▶ Aim of the task
Give the number of lines that hold the string "document". Nothing else is needed.
=== Data shown ===
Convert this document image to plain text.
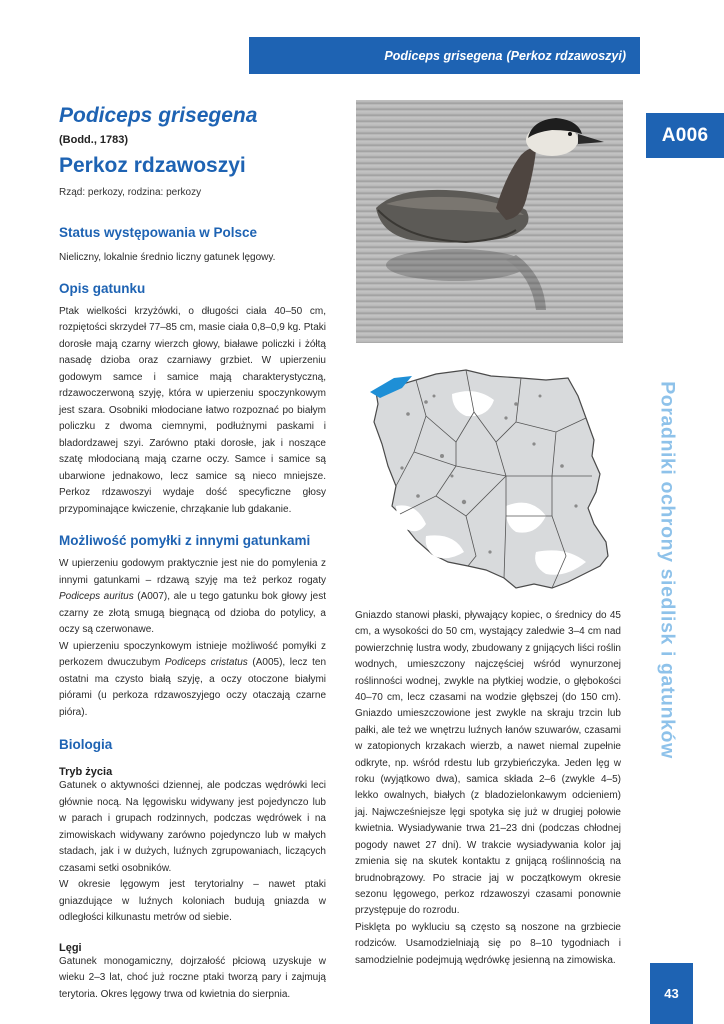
Podiceps grisegena (Perkoz rdzawoszyi)
A006
Poradniki ochrony siedlisk i gatunków
43
Podiceps grisegena
(Bodd., 1783)
Perkoz rdzawoszyi
Rząd: perkozy, rodzina: perkozy
Status występowania w Polsce

Nieliczny, lokalnie średnio liczny gatunek lęgowy.

Opis gatunku

Ptak wielkości krzyżówki, o długości ciała 40–50 cm, rozpiętości skrzydeł 77–85 cm, masie ciała 0,8–0,9 kg. Ptaki dorosłe mają czarny wierzch głowy, białawe policzki i żółtą nasadę dzioba oraz czarniawy grzbiet. W upierzeniu godowym samce i samice mają charakterystyczną, rdzawoczerwoną szyję, która w upierzeniu spoczynkowym jest szara. Osobniki młodociane łatwo rozpoznać po białym policzku z dwoma ciemnymi, podłużnymi paskami i bladordzawej szyi. Zarówno ptaki dorosłe, jak i noszące szatę młodocianą mają czarne oczy. Samce i samice są ubarwione jednakowo, lecz samice są nieco mniejsze. Perkoz rdzawoszyi wydaje dość specyficzne głosy przypominające kwiczenie, chrząkanie lub gdakanie.

Możliwość pomyłki z innymi gatunkami

W upierzeniu godowym praktycznie jest nie do pomylenia z innymi gatunkami – rdzawą szyję ma też perkoz rogaty Podiceps auritus (A007), ale u tego gatunku bok głowy jest czarny ze złotą smugą biegnącą od dzioba do potylicy, a oczy są czerwonawe.

W upierzeniu spoczynkowym istnieje możliwość pomyłki z perkozem dwuczubym Podiceps cristatus (A005), lecz ten ostatni ma czysto białą szyję, a oczy otoczone białymi piórami (u perkoza rdzawoszyjego oczy otaczają czarne pióra).

Biologia
Tryb życia

Gatunek o aktywności dziennej, ale podczas wędrówki leci głównie nocą. Na lęgowisku widywany jest pojedynczo lub w parach i grupach rodzinnych, podczas wędrówek i na zimowiskach widywany zarówno pojedynczo lub w małych stadach, jak i w dużych, luźnych zgrupowaniach, liczących czasami setki osobników.

W okresie lęgowym jest terytorialny – nawet ptaki gniazdujące w luźnych koloniach budują gniazda w odległości kilkunastu metrów od siebie.

Lęgi

Gatunek monogamiczny, dojrzałość płciową uzyskuje w wieku 2–3 lat, choć już roczne ptaki tworzą pary i zajmują terytoria. Okres lęgowy trwa od kwietnia do sierpnia.

Gniazdo stanowi płaski, pływający kopiec, o średnicy do 45 cm, a wysokości do 50 cm, wystający zaledwie 3–4 cm nad powierzchnię lustra wody, zbudowany z gnijących liści roślin wodnych, umieszczony najczęściej wśród wynurzonej roślinności wodnej, zwykle na płytkiej wodzie, o głębokości 40–70 cm, lecz czasami na wodzie głębszej (do 150 cm). Gniazdo umieszczowione jest zwykle na skraju trzcin lub pałki, ale też we wnętrzu luźnych łanów szuwarów, czasami w zatopionych krzakach wierzb, a nawet niemal zupełnie odkryte, np. wśród rdestu lub grzybieńczyka. Jeden lęg w roku (wyjątkowo dwa), samica składa 2–6 (zwykle 4–5) lekko owalnych, białych (z bladozielonkawym odcieniem) jaj. Najwcześniejsze lęgi spotyka się już w drugiej połowie kwietnia. Wysiadywanie trwa 21–23 dni (podczas chłodnej pogody nawet 27 dni). W trakcie wysiadywania kolor jaj zmienia się na skutek kontaktu z gnijącą roślinnością na brudnobrązowy. Po stracie jaj w początkowym okresie sezonu lęgowego, perkoz rdzawoszyi czasami ponownie przystępuje do rozrodu.

Pisklęta po wykluciu są często są noszone na grzbiecie rodziców. Usamodzielniają się po 8–10 tygodniach i samodzielnie podejmują wędrówkę jesienną na zimowiska.
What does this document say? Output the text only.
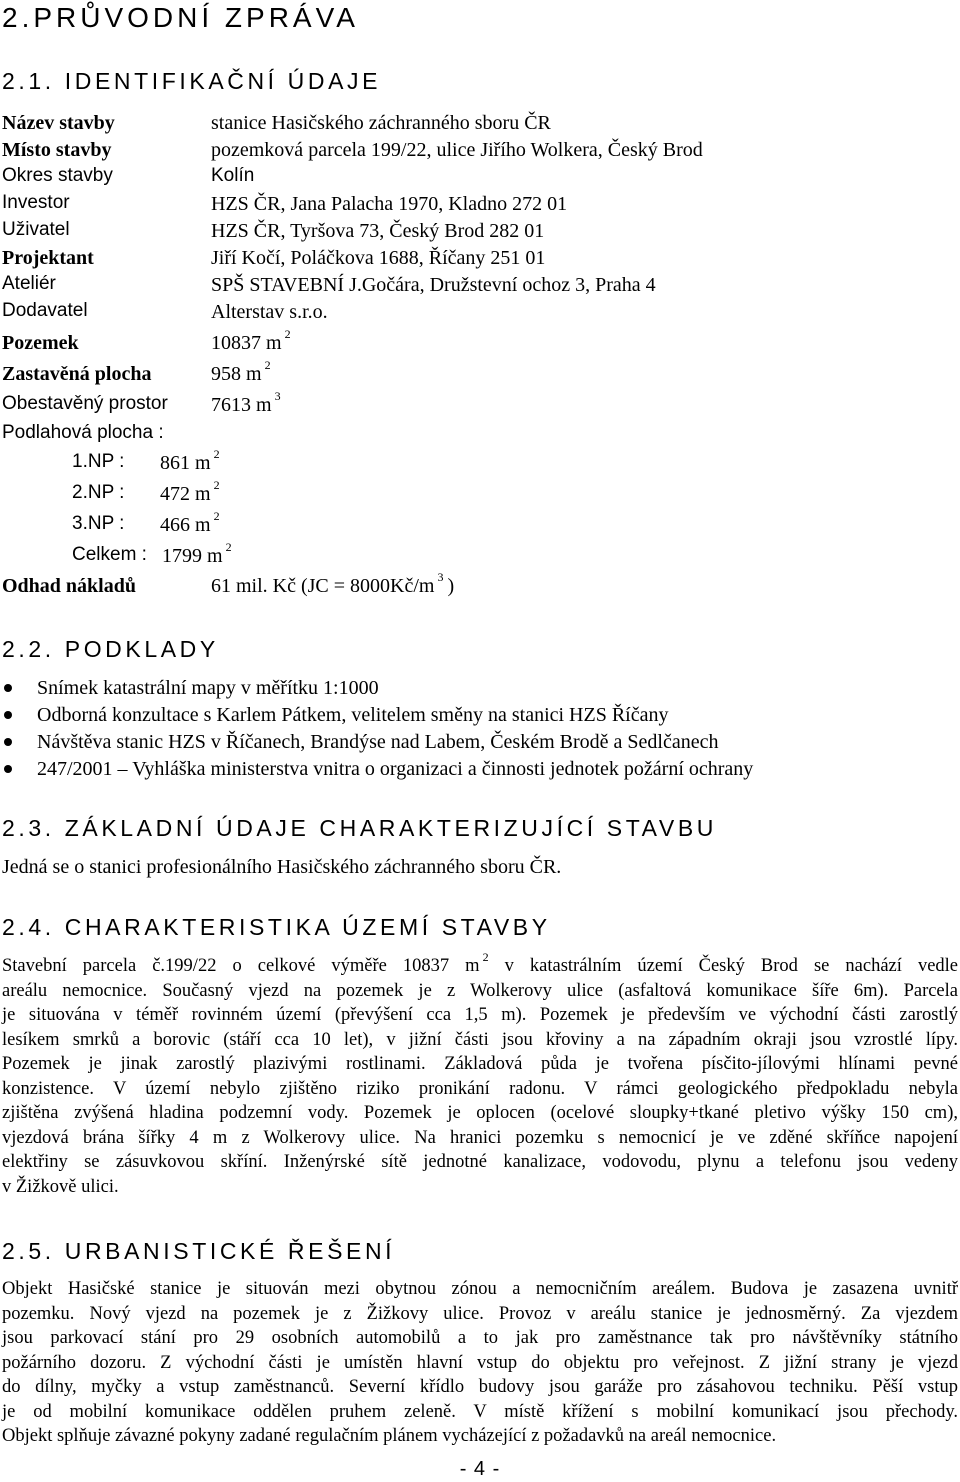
2.PRŮVODNÍ ZPRÁVA
2.1. IDENTIFIKAČNÍ ÚDAJE
Název stavby	stanice Hasičského záchranného sboru ČR
Místo stavby	pozemková parcela 199/22, ulice Jiřího Wolkera, Český Brod
Okres stavby	Kolín
Investor	HZS ČR, Jana Palacha 1970, Kladno 272 01
Uživatel	HZS ČR, Tyršova 73, Český Brod 282 01
Projektant	Jiří Kočí, Poláčkova 1688, Říčany 251 01
Ateliér	SPŠ STAVEBNÍ J.Gočára, Družstevní ochoz 3, Praha 4
Dodavatel	Alterstav s.r.o.
Pozemek	10837 m $^2$
Zastavěná plocha	958 m $^2$
Obestavěný prostor 7613 m $^3$
Podlahová plocha :
1.NP : 861 m $^2$
2.NP : 472 m $^2$
3.NP : 466 m $^2$
Celkem : 1799 m $^2$
Odhad nákladů	61 mil. Kč (JC = 8000Kč/m $^3$ )
2.2. PODKLADY
Snímek katastrální mapy v měřítku 1:1000
Odborná konzultace s Karlem Pátkem, velitelem směny na stanici HZS Říčany
Návštěva stanic HZS v Říčanech, Brandýse nad Labem, Českém Brodě a Sedlčanech
247/2001 – Vyhláška ministerstva vnitra o organizaci a činnosti jednotek požární ochrany
2.3. ZÁKLADNÍ ÚDAJE CHARAKTERIZUJÍCÍ STAVBU
Jedná se o stanici profesionálního Hasičského záchranného sboru ČR.
2.4. CHARAKTERISTIKA ÚZEMÍ STAVBY
Stavební parcela č.199/22 o celkové výměře 10837 m $^2$ v katastrálním území Český Brod se nachází vedle
areálu nemocnice. Současný vjezd na pozemek je z Wolkerovy ulice (asfaltová komunikace šíře 6m). Parcela
je situována v téměř rovinném území (převýšení cca 1,5 m). Pozemek je především ve východní části zarostlý
lesíkem smrků a borovic (stáří cca 10 let), v jižní části jsou křoviny a na západním okraji jsou vzrostlé lípy.
Pozemek je jinak zarostlý plazivými rostlinami. Základová půda je tvořena písčito-jílovými hlínami pevné
konzistence. V území nebylo zjištěno riziko pronikání radonu. V rámci geologického předpokladu nebyla
zjištěna zvýšená hladina podzemní vody. Pozemek je oplocen (ocelové sloupky+tkané pletivo výšky 150 cm),
vjezdová brána šířky 4 m z Wolkerovy ulice. Na hranici pozemku s nemocnicí je ve zděné skříňce napojení
elektřiny se zásuvkovou skříní. Inženýrské sítě jednotné kanalizace, vodovodu, plynu a telefonu jsou vedeny
v Žižkově ulici.
2.5. URBANISTICKÉ ŘEŠENÍ
Objekt Hasičské stanice je situován mezi obytnou zónou a nemocničním areálem. Budova je zasazena uvnitř
pozemku. Nový vjezd na pozemek je z Žižkovy ulice. Provoz v areálu stanice je jednosměrný. Za vjezdem
jsou parkovací stání pro 29 osobních automobilů a to jak pro zaměstnance tak pro návštěvníky státního
požárního dozoru. Z východní části je umístěn hlavní vstup do objektu pro veřejnost. Z jižní strany je vjezd
do dílny, myčky a vstup zaměstnanců. Severní křídlo budovy jsou garáže pro zásahovou techniku. Pěší vstup
je od mobilní komunikace oddělen pruhem zeleně. V místě křížení s mobilní komunikací jsou přechody.
Objekt splňuje závazné pokyny zadané regulačním plánem vycházející z požadavků na areál nemocnice.
- 4 -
===
▶ Exercise answer
2